* INPUT RECORDS
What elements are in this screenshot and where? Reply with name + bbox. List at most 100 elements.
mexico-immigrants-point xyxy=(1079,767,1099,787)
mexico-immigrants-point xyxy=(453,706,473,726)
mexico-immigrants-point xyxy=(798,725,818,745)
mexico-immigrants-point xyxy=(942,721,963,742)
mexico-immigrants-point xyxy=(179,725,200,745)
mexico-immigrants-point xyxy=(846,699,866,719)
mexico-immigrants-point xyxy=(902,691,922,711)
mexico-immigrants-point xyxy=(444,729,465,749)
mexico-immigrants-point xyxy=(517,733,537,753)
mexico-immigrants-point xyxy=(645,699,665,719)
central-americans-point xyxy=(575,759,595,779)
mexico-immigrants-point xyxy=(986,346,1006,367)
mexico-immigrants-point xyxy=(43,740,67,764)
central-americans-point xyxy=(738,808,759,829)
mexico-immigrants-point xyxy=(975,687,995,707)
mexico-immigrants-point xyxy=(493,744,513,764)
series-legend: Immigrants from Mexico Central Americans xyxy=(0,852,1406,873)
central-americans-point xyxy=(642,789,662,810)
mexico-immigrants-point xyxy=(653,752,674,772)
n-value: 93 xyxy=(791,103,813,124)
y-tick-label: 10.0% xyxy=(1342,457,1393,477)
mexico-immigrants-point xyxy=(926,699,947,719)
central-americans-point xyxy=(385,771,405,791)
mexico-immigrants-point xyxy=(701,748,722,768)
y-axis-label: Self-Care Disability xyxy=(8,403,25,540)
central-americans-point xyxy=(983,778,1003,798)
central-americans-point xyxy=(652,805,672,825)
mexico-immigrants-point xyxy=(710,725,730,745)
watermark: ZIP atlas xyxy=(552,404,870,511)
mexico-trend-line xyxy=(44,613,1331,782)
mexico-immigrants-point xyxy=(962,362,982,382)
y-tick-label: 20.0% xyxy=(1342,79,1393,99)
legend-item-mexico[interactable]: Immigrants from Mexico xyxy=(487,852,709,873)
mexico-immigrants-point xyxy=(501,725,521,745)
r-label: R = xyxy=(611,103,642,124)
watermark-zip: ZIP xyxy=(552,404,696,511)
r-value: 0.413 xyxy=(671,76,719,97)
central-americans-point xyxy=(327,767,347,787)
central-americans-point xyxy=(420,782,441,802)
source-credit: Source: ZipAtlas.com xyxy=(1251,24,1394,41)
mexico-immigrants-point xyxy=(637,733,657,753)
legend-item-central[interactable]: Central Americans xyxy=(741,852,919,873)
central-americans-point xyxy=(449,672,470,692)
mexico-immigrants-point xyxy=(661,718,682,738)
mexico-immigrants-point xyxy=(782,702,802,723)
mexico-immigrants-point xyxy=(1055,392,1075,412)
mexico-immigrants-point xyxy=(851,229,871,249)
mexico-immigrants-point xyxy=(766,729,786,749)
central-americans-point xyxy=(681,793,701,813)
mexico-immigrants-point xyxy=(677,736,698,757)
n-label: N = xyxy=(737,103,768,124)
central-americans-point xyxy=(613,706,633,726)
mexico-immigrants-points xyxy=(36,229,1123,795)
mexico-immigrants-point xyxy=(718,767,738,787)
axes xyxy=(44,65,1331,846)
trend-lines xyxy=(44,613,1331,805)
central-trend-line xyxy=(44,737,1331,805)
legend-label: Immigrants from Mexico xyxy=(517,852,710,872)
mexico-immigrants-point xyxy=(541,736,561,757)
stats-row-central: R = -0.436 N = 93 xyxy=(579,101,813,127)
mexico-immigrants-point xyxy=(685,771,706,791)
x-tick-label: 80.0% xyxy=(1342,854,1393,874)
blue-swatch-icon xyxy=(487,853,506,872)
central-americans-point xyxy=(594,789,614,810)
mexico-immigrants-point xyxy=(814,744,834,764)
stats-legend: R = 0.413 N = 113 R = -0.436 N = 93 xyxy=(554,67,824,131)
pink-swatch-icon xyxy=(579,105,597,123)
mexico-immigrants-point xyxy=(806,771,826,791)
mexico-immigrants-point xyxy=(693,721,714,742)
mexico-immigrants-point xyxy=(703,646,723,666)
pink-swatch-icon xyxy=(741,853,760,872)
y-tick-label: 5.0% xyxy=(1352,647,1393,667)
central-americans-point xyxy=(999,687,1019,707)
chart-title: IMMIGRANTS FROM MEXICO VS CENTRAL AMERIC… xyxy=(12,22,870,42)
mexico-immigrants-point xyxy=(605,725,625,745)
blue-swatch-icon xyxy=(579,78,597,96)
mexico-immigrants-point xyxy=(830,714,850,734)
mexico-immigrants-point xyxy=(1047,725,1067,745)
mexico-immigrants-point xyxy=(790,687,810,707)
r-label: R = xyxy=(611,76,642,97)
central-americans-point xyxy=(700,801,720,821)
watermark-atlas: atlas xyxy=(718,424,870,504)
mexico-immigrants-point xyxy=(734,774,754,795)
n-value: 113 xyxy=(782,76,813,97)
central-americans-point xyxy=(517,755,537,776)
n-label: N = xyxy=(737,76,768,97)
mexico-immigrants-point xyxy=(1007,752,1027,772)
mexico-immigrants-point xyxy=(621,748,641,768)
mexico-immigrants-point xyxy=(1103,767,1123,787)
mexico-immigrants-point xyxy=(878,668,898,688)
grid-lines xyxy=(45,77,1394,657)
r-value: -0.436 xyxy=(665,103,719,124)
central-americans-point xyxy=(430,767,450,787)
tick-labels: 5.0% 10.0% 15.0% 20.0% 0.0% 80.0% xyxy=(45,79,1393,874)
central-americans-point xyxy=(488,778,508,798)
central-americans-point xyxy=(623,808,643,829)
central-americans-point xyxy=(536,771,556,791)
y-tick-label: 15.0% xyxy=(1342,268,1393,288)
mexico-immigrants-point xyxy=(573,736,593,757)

* INSTRUCTION
Please print all the items above again, unchanged and in the same order.

* FULL SOLUTION
What elements are in this screenshot and where? Reply with name + bbox. List at most 100 elements.
mexico-immigrants-point xyxy=(1079,767,1099,787)
mexico-immigrants-point xyxy=(453,706,473,726)
mexico-immigrants-point xyxy=(798,725,818,745)
mexico-immigrants-point xyxy=(942,721,963,742)
mexico-immigrants-point xyxy=(179,725,200,745)
mexico-immigrants-point xyxy=(846,699,866,719)
mexico-immigrants-point xyxy=(902,691,922,711)
mexico-immigrants-point xyxy=(444,729,465,749)
mexico-immigrants-point xyxy=(517,733,537,753)
mexico-immigrants-point xyxy=(645,699,665,719)
central-americans-point xyxy=(575,759,595,779)
mexico-immigrants-point xyxy=(986,346,1006,367)
mexico-immigrants-point xyxy=(43,740,67,764)
central-americans-point xyxy=(738,808,759,829)
mexico-immigrants-point xyxy=(975,687,995,707)
mexico-immigrants-point xyxy=(493,744,513,764)
series-legend: Immigrants from Mexico Central Americans xyxy=(0,852,1406,873)
central-americans-point xyxy=(642,789,662,810)
mexico-immigrants-point xyxy=(653,752,674,772)
n-value: 93 xyxy=(791,103,813,124)
y-tick-label: 10.0% xyxy=(1342,457,1393,477)
mexico-immigrants-point xyxy=(926,699,947,719)
central-americans-point xyxy=(385,771,405,791)
mexico-immigrants-point xyxy=(701,748,722,768)
y-axis-label: Self-Care Disability xyxy=(8,403,25,540)
central-americans-point xyxy=(983,778,1003,798)
central-americans-point xyxy=(652,805,672,825)
mexico-immigrants-point xyxy=(710,725,730,745)
watermark: ZIP atlas xyxy=(552,404,870,511)
mexico-trend-line xyxy=(44,613,1331,782)
mexico-immigrants-point xyxy=(962,362,982,382)
y-tick-label: 20.0% xyxy=(1342,79,1393,99)
legend-item-mexico[interactable]: Immigrants from Mexico xyxy=(487,852,709,873)
mexico-immigrants-point xyxy=(501,725,521,745)
r-label: R = xyxy=(611,103,642,124)
watermark-zip: ZIP xyxy=(552,404,696,511)
r-value: 0.413 xyxy=(671,76,719,97)
central-americans-point xyxy=(327,767,347,787)
central-americans-point xyxy=(420,782,441,802)
source-credit: Source: ZipAtlas.com xyxy=(1251,24,1394,41)
mexico-immigrants-point xyxy=(637,733,657,753)
legend-item-central[interactable]: Central Americans xyxy=(741,852,919,873)
central-americans-point xyxy=(449,672,470,692)
mexico-immigrants-point xyxy=(661,718,682,738)
mexico-immigrants-point xyxy=(782,702,802,723)
mexico-immigrants-point xyxy=(1055,392,1075,412)
mexico-immigrants-point xyxy=(851,229,871,249)
mexico-immigrants-point xyxy=(766,729,786,749)
central-americans-point xyxy=(681,793,701,813)
mexico-immigrants-point xyxy=(677,736,698,757)
n-label: N = xyxy=(737,103,768,124)
central-americans-point xyxy=(613,706,633,726)
mexico-immigrants-points xyxy=(36,229,1123,795)
mexico-immigrants-point xyxy=(718,767,738,787)
axes xyxy=(44,65,1331,846)
trend-lines xyxy=(44,613,1331,805)
central-trend-line xyxy=(44,737,1331,805)
legend-label: Immigrants from Mexico xyxy=(517,852,710,872)
mexico-immigrants-point xyxy=(541,736,561,757)
stats-row-central: R = -0.436 N = 93 xyxy=(579,101,813,127)
mexico-immigrants-point xyxy=(685,771,706,791)
x-tick-label: 80.0% xyxy=(1342,854,1393,874)
blue-swatch-icon xyxy=(487,853,506,872)
central-americans-point xyxy=(594,789,614,810)
mexico-immigrants-point xyxy=(814,744,834,764)
stats-legend: R = 0.413 N = 113 R = -0.436 N = 93 xyxy=(554,67,824,131)
pink-swatch-icon xyxy=(579,105,597,123)
mexico-immigrants-point xyxy=(806,771,826,791)
mexico-immigrants-point xyxy=(693,721,714,742)
mexico-immigrants-point xyxy=(703,646,723,666)
pink-swatch-icon xyxy=(741,853,760,872)
y-tick-label: 5.0% xyxy=(1352,647,1393,667)
central-americans-point xyxy=(999,687,1019,707)
chart-title: IMMIGRANTS FROM MEXICO VS CENTRAL AMERIC… xyxy=(12,22,870,42)
mexico-immigrants-point xyxy=(605,725,625,745)
blue-swatch-icon xyxy=(579,78,597,96)
mexico-immigrants-point xyxy=(830,714,850,734)
mexico-immigrants-point xyxy=(1047,725,1067,745)
mexico-immigrants-point xyxy=(790,687,810,707)
r-label: R = xyxy=(611,76,642,97)
central-americans-point xyxy=(700,801,720,821)
watermark-atlas: atlas xyxy=(718,424,870,504)
mexico-immigrants-point xyxy=(734,774,754,795)
n-value: 113 xyxy=(782,76,813,97)
central-americans-point xyxy=(517,755,537,776)
n-label: N = xyxy=(737,76,768,97)
mexico-immigrants-point xyxy=(1007,752,1027,772)
mexico-immigrants-point xyxy=(621,748,641,768)
mexico-immigrants-point xyxy=(1103,767,1123,787)
mexico-immigrants-point xyxy=(878,668,898,688)
grid-lines xyxy=(45,77,1394,657)
r-value: -0.436 xyxy=(665,103,719,124)
central-americans-point xyxy=(430,767,450,787)
tick-labels: 5.0% 10.0% 15.0% 20.0% 0.0% 80.0% xyxy=(45,79,1393,874)
central-americans-point xyxy=(488,778,508,798)
central-americans-point xyxy=(623,808,643,829)
central-americans-point xyxy=(536,771,556,791)
y-tick-label: 15.0% xyxy=(1342,268,1393,288)
mexico-immigrants-point xyxy=(573,736,593,757)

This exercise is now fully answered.